— START Listed records —
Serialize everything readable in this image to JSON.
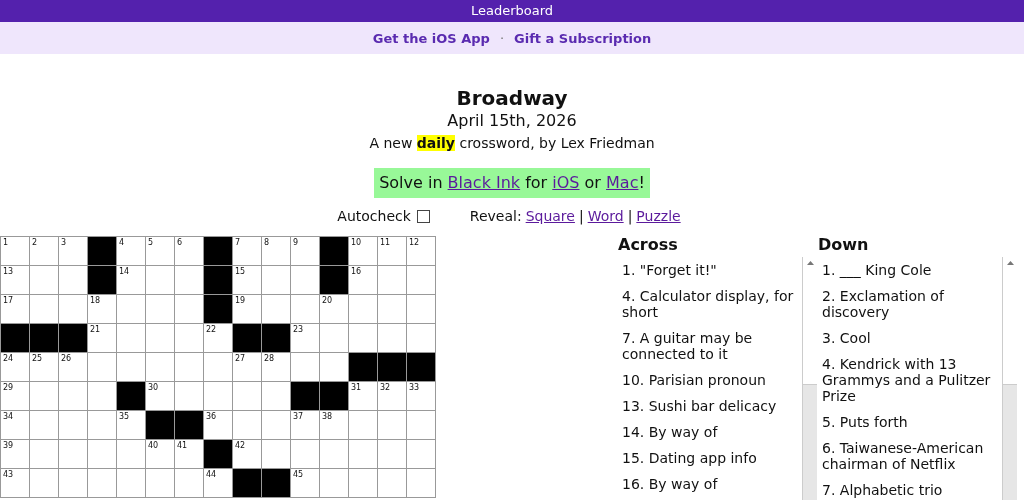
{
  "header": {
    "title": "Leaderboard"
  },
  "promo_links": [
    {
      "kind": "link",
      "text": "Get the iOS App"
    },
    {
      "kind": "separator",
      "text": "·"
    },
    {
      "kind": "link",
      "text": "Gift a Subscription"
    }
  ],
  "puzzle": {
    "title": "Broadway",
    "date": "April 15th, 2026",
    "byline": "A new **daily** crossword, by Lex Friedman"
  },
  "banner": {
    "parts": [
      {
        "kind": "text",
        "text": "Solve in "
      },
      {
        "kind": "link",
        "text": "Black Ink"
      },
      {
        "kind": "text",
        "text": " for "
      },
      {
        "kind": "link",
        "text": "iOS"
      },
      {
        "kind": "text",
        "text": " or "
      },
      {
        "kind": "link",
        "text": "Mac"
      },
      {
        "kind": "text",
        "text": "!"
      }
    ]
  },
  "autocheck": {
    "label": "Autocheck",
    "checked": false
  },
  "reveal": {
    "label": "Reveal:",
    "items": [
      {
        "kind": "link",
        "text": "Square"
      },
      {
        "kind": "separator",
        "text": "|"
      },
      {
        "kind": "link",
        "text": "Word"
      },
      {
        "kind": "separator",
        "text": "|"
      },
      {
        "kind": "link",
        "text": "Puzzle"
      }
    ]
  },
  "grid": {
    "rows": [
      [
        {
          "kind": "open",
          "number": "1"
        },
        {
          "kind": "open",
          "number": "2"
        },
        {
          "kind": "open",
          "number": "3"
        },
        {
          "kind": "block"
        },
        {
          "kind": "open",
          "number": "4"
        },
        {
          "kind": "open",
          "number": "5"
        },
        {
          "kind": "open",
          "number": "6"
        },
        {
          "kind": "block"
        },
        {
          "kind": "open",
          "number": "7"
        },
        {
          "kind": "open",
          "number": "8"
        },
        {
          "kind": "open",
          "number": "9"
        },
        {
          "kind": "block"
        },
        {
          "kind": "open",
          "number": "10"
        },
        {
          "kind": "open",
          "number": "11"
        },
        {
          "kind": "open",
          "number": "12"
        }
      ],
      [
        {
          "kind": "open",
          "number": "13"
        },
        {
          "kind": "open"
        },
        {
          "kind": "open"
        },
        {
          "kind": "block"
        },
        {
          "kind": "open",
          "number": "14"
        },
        {
          "kind": "open"
        },
        {
          "kind": "open"
        },
        {
          "kind": "block"
        },
        {
          "kind": "open",
          "number": "15"
        },
        {
          "kind": "open"
        },
        {
          "kind": "open"
        },
        {
          "kind": "block"
        },
        {
          "kind": "open",
          "number": "16"
        },
        {
          "kind": "open"
        },
        {
          "kind": "open"
        }
      ],
      [
        {
          "kind": "open",
          "number": "17"
        },
        {
          "kind": "open"
        },
        {
          "kind": "open"
        },
        {
          "kind": "open",
          "number": "18"
        },
        {
          "kind": "open"
        },
        {
          "kind": "open"
        },
        {
          "kind": "open"
        },
        {
          "kind": "block"
        },
        {
          "kind": "open",
          "number": "19"
        },
        {
          "kind": "open"
        },
        {
          "kind": "open"
        },
        {
          "kind": "open",
          "number": "20"
        },
        {
          "kind": "open"
        },
        {
          "kind": "open"
        },
        {
          "kind": "open"
        }
      ],
      [
        {
          "kind": "block"
        },
        {
          "kind": "block"
        },
        {
          "kind": "block"
        },
        {
          "kind": "open",
          "number": "21"
        },
        {
          "kind": "open"
        },
        {
          "kind": "open"
        },
        {
          "kind": "open"
        },
        {
          "kind": "open",
          "number": "22"
        },
        {
          "kind": "block"
        },
        {
          "kind": "block"
        },
        {
          "kind": "open",
          "number": "23"
        },
        {
          "kind": "open"
        },
        {
          "kind": "open"
        },
        {
          "kind": "open"
        },
        {
          "kind": "open"
        }
      ],
      [
        {
          "kind": "open",
          "number": "24"
        },
        {
          "kind": "open",
          "number": "25"
        },
        {
          "kind": "open",
          "number": "26"
        },
        {
          "kind": "open"
        },
        {
          "kind": "open"
        },
        {
          "kind": "open"
        },
        {
          "kind": "open"
        },
        {
          "kind": "open"
        },
        {
          "kind": "open",
          "number": "27"
        },
        {
          "kind": "open",
          "number": "28"
        },
        {
          "kind": "open"
        },
        {
          "kind": "open"
        },
        {
          "kind": "block"
        },
        {
          "kind": "block"
        },
        {
          "kind": "block"
        }
      ],
      [
        {
          "kind": "open",
          "number": "29"
        },
        {
          "kind": "open"
        },
        {
          "kind": "open"
        },
        {
          "kind": "open"
        },
        {
          "kind": "block"
        },
        {
          "kind": "open",
          "number": "30"
        },
        {
          "kind": "open"
        },
        {
          "kind": "open"
        },
        {
          "kind": "open"
        },
        {
          "kind": "open"
        },
        {
          "kind": "block"
        },
        {
          "kind": "block"
        },
        {
          "kind": "open",
          "number": "31"
        },
        {
          "kind": "open",
          "number": "32"
        },
        {
          "kind": "open",
          "number": "33"
        }
      ],
      [
        {
          "kind": "open",
          "number": "34"
        },
        {
          "kind": "open"
        },
        {
          "kind": "open"
        },
        {
          "kind": "open"
        },
        {
          "kind": "open",
          "number": "35"
        },
        {
          "kind": "block"
        },
        {
          "kind": "block"
        },
        {
          "kind": "open",
          "number": "36"
        },
        {
          "kind": "open"
        },
        {
          "kind": "open"
        },
        {
          "kind": "open",
          "number": "37"
        },
        {
          "kind": "open",
          "number": "38"
        },
        {
          "kind": "open"
        },
        {
          "kind": "open"
        },
        {
          "kind": "open"
        }
      ],
      [
        {
          "kind": "open",
          "number": "39"
        },
        {
          "kind": "open"
        },
        {
          "kind": "open"
        },
        {
          "kind": "open"
        },
        {
          "kind": "open"
        },
        {
          "kind": "open",
          "number": "40"
        },
        {
          "kind": "open",
          "number": "41"
        },
        {
          "kind": "block"
        },
        {
          "kind": "open",
          "number": "42"
        },
        {
          "kind": "open"
        },
        {
          "kind": "open"
        },
        {
          "kind": "open"
        },
        {
          "kind": "open"
        },
        {
          "kind": "open"
        },
        {
          "kind": "open"
        }
      ],
      [
        {
          "kind": "open",
          "number": "43"
        },
        {
          "kind": "open"
        },
        {
          "kind": "open"
        },
        {
          "kind": "open"
        },
        {
          "kind": "open"
        },
        {
          "kind": "open"
        },
        {
          "kind": "open"
        },
        {
          "kind": "open",
          "number": "44"
        },
        {
          "kind": "block"
        },
        {
          "kind": "block"
        },
        {
          "kind": "open",
          "number": "45"
        },
        {
          "kind": "open"
        },
        {
          "kind": "open"
        },
        {
          "kind": "open"
        },
        {
          "kind": "open"
        }
      ]
    ]
  },
  "clue_lists": [
    {
      "heading": "Across",
      "clues": [
        "1. \"Forget it!\"",
        "4. Calculator display, for short",
        "7. A guitar may be connected to it",
        "10. Parisian pronoun",
        "13. Sushi bar delicacy",
        "14. By way of",
        "15. Dating app info",
        "16. By way of"
      ]
    },
    {
      "heading": "Down",
      "clues": [
        "1. ___ King Cole",
        "2. Exclamation of discovery",
        "3. Cool",
        "4. Kendrick with 13 Grammys and a Pulitzer Prize",
        "5. Puts forth",
        "6. Taiwanese-American chairman of Netflix",
        "7. Alphabetic trio"
      ]
    }
  ]
}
— END Listed records —
> Your instructions: Print all of the records shown above exactly, leaving out each picture.

> Exercise solution:
Serialize everything readable in this image to JSON.
{
  "header": {
    "title": "Leaderboard"
  },
  "promo_links": [
    {
      "kind": "link",
      "text": "Get the iOS App"
    },
    {
      "kind": "separator",
      "text": "·"
    },
    {
      "kind": "link",
      "text": "Gift a Subscription"
    }
  ],
  "puzzle": {
    "title": "Broadway",
    "date": "April 15th, 2026",
    "byline": "A new **daily** crossword, by Lex Friedman"
  },
  "banner": {
    "parts": [
      {
        "kind": "text",
        "text": "Solve in "
      },
      {
        "kind": "link",
        "text": "Black Ink"
      },
      {
        "kind": "text",
        "text": " for "
      },
      {
        "kind": "link",
        "text": "iOS"
      },
      {
        "kind": "text",
        "text": " or "
      },
      {
        "kind": "link",
        "text": "Mac"
      },
      {
        "kind": "text",
        "text": "!"
      }
    ]
  },
  "autocheck": {
    "label": "Autocheck",
    "checked": false
  },
  "reveal": {
    "label": "Reveal:",
    "items": [
      {
        "kind": "link",
        "text": "Square"
      },
      {
        "kind": "separator",
        "text": "|"
      },
      {
        "kind": "link",
        "text": "Word"
      },
      {
        "kind": "separator",
        "text": "|"
      },
      {
        "kind": "link",
        "text": "Puzzle"
      }
    ]
  },
  "grid": {
    "rows": [
      [
        {
          "kind": "open",
          "number": "1"
        },
        {
          "kind": "open",
          "number": "2"
        },
        {
          "kind": "open",
          "number": "3"
        },
        {
          "kind": "block"
        },
        {
          "kind": "open",
          "number": "4"
        },
        {
          "kind": "open",
          "number": "5"
        },
        {
          "kind": "open",
          "number": "6"
        },
        {
          "kind": "block"
        },
        {
          "kind": "open",
          "number": "7"
        },
        {
          "kind": "open",
          "number": "8"
        },
        {
          "kind": "open",
          "number": "9"
        },
        {
          "kind": "block"
        },
        {
          "kind": "open",
          "number": "10"
        },
        {
          "kind": "open",
          "number": "11"
        },
        {
          "kind": "open",
          "number": "12"
        }
      ],
      [
        {
          "kind": "open",
          "number": "13"
        },
        {
          "kind": "open"
        },
        {
          "kind": "open"
        },
        {
          "kind": "block"
        },
        {
          "kind": "open",
          "number": "14"
        },
        {
          "kind": "open"
        },
        {
          "kind": "open"
        },
        {
          "kind": "block"
        },
        {
          "kind": "open",
          "number": "15"
        },
        {
          "kind": "open"
        },
        {
          "kind": "open"
        },
        {
          "kind": "block"
        },
        {
          "kind": "open",
          "number": "16"
        },
        {
          "kind": "open"
        },
        {
          "kind": "open"
        }
      ],
      [
        {
          "kind": "open",
          "number": "17"
        },
        {
          "kind": "open"
        },
        {
          "kind": "open"
        },
        {
          "kind": "open",
          "number": "18"
        },
        {
          "kind": "open"
        },
        {
          "kind": "open"
        },
        {
          "kind": "open"
        },
        {
          "kind": "block"
        },
        {
          "kind": "open",
          "number": "19"
        },
        {
          "kind": "open"
        },
        {
          "kind": "open"
        },
        {
          "kind": "open",
          "number": "20"
        },
        {
          "kind": "open"
        },
        {
          "kind": "open"
        },
        {
          "kind": "open"
        }
      ],
      [
        {
          "kind": "block"
        },
        {
          "kind": "block"
        },
        {
          "kind": "block"
        },
        {
          "kind": "open",
          "number": "21"
        },
        {
          "kind": "open"
        },
        {
          "kind": "open"
        },
        {
          "kind": "open"
        },
        {
          "kind": "open",
          "number": "22"
        },
        {
          "kind": "block"
        },
        {
          "kind": "block"
        },
        {
          "kind": "open",
          "number": "23"
        },
        {
          "kind": "open"
        },
        {
          "kind": "open"
        },
        {
          "kind": "open"
        },
        {
          "kind": "open"
        }
      ],
      [
        {
          "kind": "open",
          "number": "24"
        },
        {
          "kind": "open",
          "number": "25"
        },
        {
          "kind": "open",
          "number": "26"
        },
        {
          "kind": "open"
        },
        {
          "kind": "open"
        },
        {
          "kind": "open"
        },
        {
          "kind": "open"
        },
        {
          "kind": "open"
        },
        {
          "kind": "open",
          "number": "27"
        },
        {
          "kind": "open",
          "number": "28"
        },
        {
          "kind": "open"
        },
        {
          "kind": "open"
        },
        {
          "kind": "block"
        },
        {
          "kind": "block"
        },
        {
          "kind": "block"
        }
      ],
      [
        {
          "kind": "open",
          "number": "29"
        },
        {
          "kind": "open"
        },
        {
          "kind": "open"
        },
        {
          "kind": "open"
        },
        {
          "kind": "block"
        },
        {
          "kind": "open",
          "number": "30"
        },
        {
          "kind": "open"
        },
        {
          "kind": "open"
        },
        {
          "kind": "open"
        },
        {
          "kind": "open"
        },
        {
          "kind": "block"
        },
        {
          "kind": "block"
        },
        {
          "kind": "open",
          "number": "31"
        },
        {
          "kind": "open",
          "number": "32"
        },
        {
          "kind": "open",
          "number": "33"
        }
      ],
      [
        {
          "kind": "open",
          "number": "34"
        },
        {
          "kind": "open"
        },
        {
          "kind": "open"
        },
        {
          "kind": "open"
        },
        {
          "kind": "open",
          "number": "35"
        },
        {
          "kind": "block"
        },
        {
          "kind": "block"
        },
        {
          "kind": "open",
          "number": "36"
        },
        {
          "kind": "open"
        },
        {
          "kind": "open"
        },
        {
          "kind": "open",
          "number": "37"
        },
        {
          "kind": "open",
          "number": "38"
        },
        {
          "kind": "open"
        },
        {
          "kind": "open"
        },
        {
          "kind": "open"
        }
      ],
      [
        {
          "kind": "open",
          "number": "39"
        },
        {
          "kind": "open"
        },
        {
          "kind": "open"
        },
        {
          "kind": "open"
        },
        {
          "kind": "open"
        },
        {
          "kind": "open",
          "number": "40"
        },
        {
          "kind": "open",
          "number": "41"
        },
        {
          "kind": "block"
        },
        {
          "kind": "open",
          "number": "42"
        },
        {
          "kind": "open"
        },
        {
          "kind": "open"
        },
        {
          "kind": "open"
        },
        {
          "kind": "open"
        },
        {
          "kind": "open"
        },
        {
          "kind": "open"
        }
      ],
      [
        {
          "kind": "open",
          "number": "43"
        },
        {
          "kind": "open"
        },
        {
          "kind": "open"
        },
        {
          "kind": "open"
        },
        {
          "kind": "open"
        },
        {
          "kind": "open"
        },
        {
          "kind": "open"
        },
        {
          "kind": "open",
          "number": "44"
        },
        {
          "kind": "block"
        },
        {
          "kind": "block"
        },
        {
          "kind": "open",
          "number": "45"
        },
        {
          "kind": "open"
        },
        {
          "kind": "open"
        },
        {
          "kind": "open"
        },
        {
          "kind": "open"
        }
      ]
    ]
  },
  "clue_lists": [
    {
      "heading": "Across",
      "clues": [
        "1. \"Forget it!\"",
        "4. Calculator display, for short",
        "7. A guitar may be connected to it",
        "10. Parisian pronoun",
        "13. Sushi bar delicacy",
        "14. By way of",
        "15. Dating app info",
        "16. By way of"
      ]
    },
    {
      "heading": "Down",
      "clues": [
        "1. ___ King Cole",
        "2. Exclamation of discovery",
        "3. Cool",
        "4. Kendrick with 13 Grammys and a Pulitzer Prize",
        "5. Puts forth",
        "6. Taiwanese-American chairman of Netflix",
        "7. Alphabetic trio"
      ]
    }
  ]
}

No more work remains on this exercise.